___ PROVIDED RECORDS
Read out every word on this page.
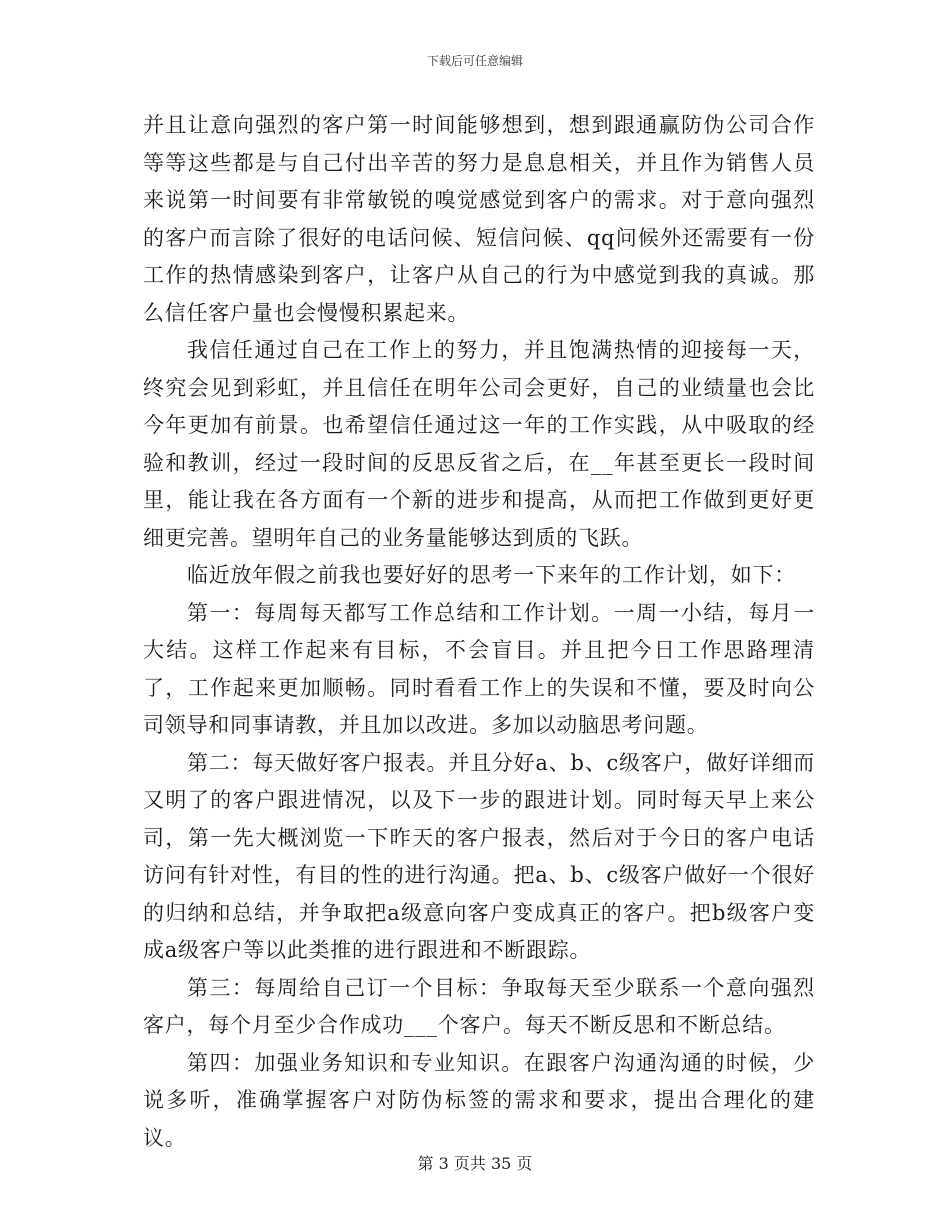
下载后可任意编辑

并且让意向强烈的客户第一时间能够想到，想到跟通赢防伪公司合作等等这些都是与自己付出辛苦的努力是息息相关，并且作为销售人员来说第一时间要有非常敏锐的嗅觉感觉到客户的需求。对于意向强烈的客户而言除了很好的电话问候、短信问候、qq问候外还需要有一份工作的热情感染到客户，让客户从自己的行为中感觉到我的真诚。那么信任客户量也会慢慢积累起来。

我信任通过自己在工作上的努力，并且饱满热情的迎接每一天，终究会见到彩虹，并且信任在明年公司会更好，自己的业绩量也会比今年更加有前景。也希望信任通过这一年的工作实践，从中吸取的经验和教训，经过一段时间的反思反省之后，在__年甚至更长一段时间里，能让我在各方面有一个新的进步和提高，从而把工作做到更好更细更完善。望明年自己的业务量能够达到质的飞跃。

临近放年假之前我也要好好的思考一下来年的工作计划，如下：

第一：每周每天都写工作总结和工作计划。一周一小结，每月一大结。这样工作起来有目标，不会盲目。并且把今日工作思路理清了，工作起来更加顺畅。同时看看工作上的失误和不懂，要及时向公司领导和同事请教，并且加以改进。多加以动脑思考问题。

第二：每天做好客户报表。并且分好a、b、c级客户，做好详细而又明了的客户跟进情况，以及下一步的跟进计划。同时每天早上来公司，第一先大概浏览一下昨天的客户报表，然后对于今日的客户电话访问有针对性，有目的性的进行沟通。把a、b、c级客户做好一个很好的归纳和总结，并争取把a级意向客户变成真正的客户。把b级客户变成a级客户等以此类推的进行跟进和不断跟踪。

第三：每周给自己订一个目标：争取每天至少联系一个意向强烈客户，每个月至少合作成功___个客户。每天不断反思和不断总结。

第四：加强业务知识和专业知识。在跟客户沟通沟通的时候，少说多听，准确掌握客户对防伪标签的需求和要求，提出合理化的建议。

第 3 页共 35 页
______
SHORT EXERCISE:
Write out the material above again, word for word, minus its pictures.

ANSWER TO THIS PROBLEM:
Read out every word on this page.
下载后可任意编辑

并且让意向强烈的客户第一时间能够想到，想到跟通赢防伪公司合作等等这些都是与自己付出辛苦的努力是息息相关，并且作为销售人员来说第一时间要有非常敏锐的嗅觉感觉到客户的需求。对于意向强烈的客户而言除了很好的电话问候、短信问候、qq问候外还需要有一份工作的热情感染到客户，让客户从自己的行为中感觉到我的真诚。那么信任客户量也会慢慢积累起来。

我信任通过自己在工作上的努力，并且饱满热情的迎接每一天，终究会见到彩虹，并且信任在明年公司会更好，自己的业绩量也会比今年更加有前景。也希望信任通过这一年的工作实践，从中吸取的经验和教训，经过一段时间的反思反省之后，在__年甚至更长一段时间里，能让我在各方面有一个新的进步和提高，从而把工作做到更好更细更完善。望明年自己的业务量能够达到质的飞跃。

临近放年假之前我也要好好的思考一下来年的工作计划，如下：

第一：每周每天都写工作总结和工作计划。一周一小结，每月一大结。这样工作起来有目标，不会盲目。并且把今日工作思路理清了，工作起来更加顺畅。同时看看工作上的失误和不懂，要及时向公司领导和同事请教，并且加以改进。多加以动脑思考问题。

第二：每天做好客户报表。并且分好a、b、c级客户，做好详细而又明了的客户跟进情况，以及下一步的跟进计划。同时每天早上来公司，第一先大概浏览一下昨天的客户报表，然后对于今日的客户电话访问有针对性，有目的性的进行沟通。把a、b、c级客户做好一个很好的归纳和总结，并争取把a级意向客户变成真正的客户。把b级客户变成a级客户等以此类推的进行跟进和不断跟踪。

第三：每周给自己订一个目标：争取每天至少联系一个意向强烈客户，每个月至少合作成功___个客户。每天不断反思和不断总结。

第四：加强业务知识和专业知识。在跟客户沟通沟通的时候，少说多听，准确掌握客户对防伪标签的需求和要求，提出合理化的建议。

第 3 页共 35 页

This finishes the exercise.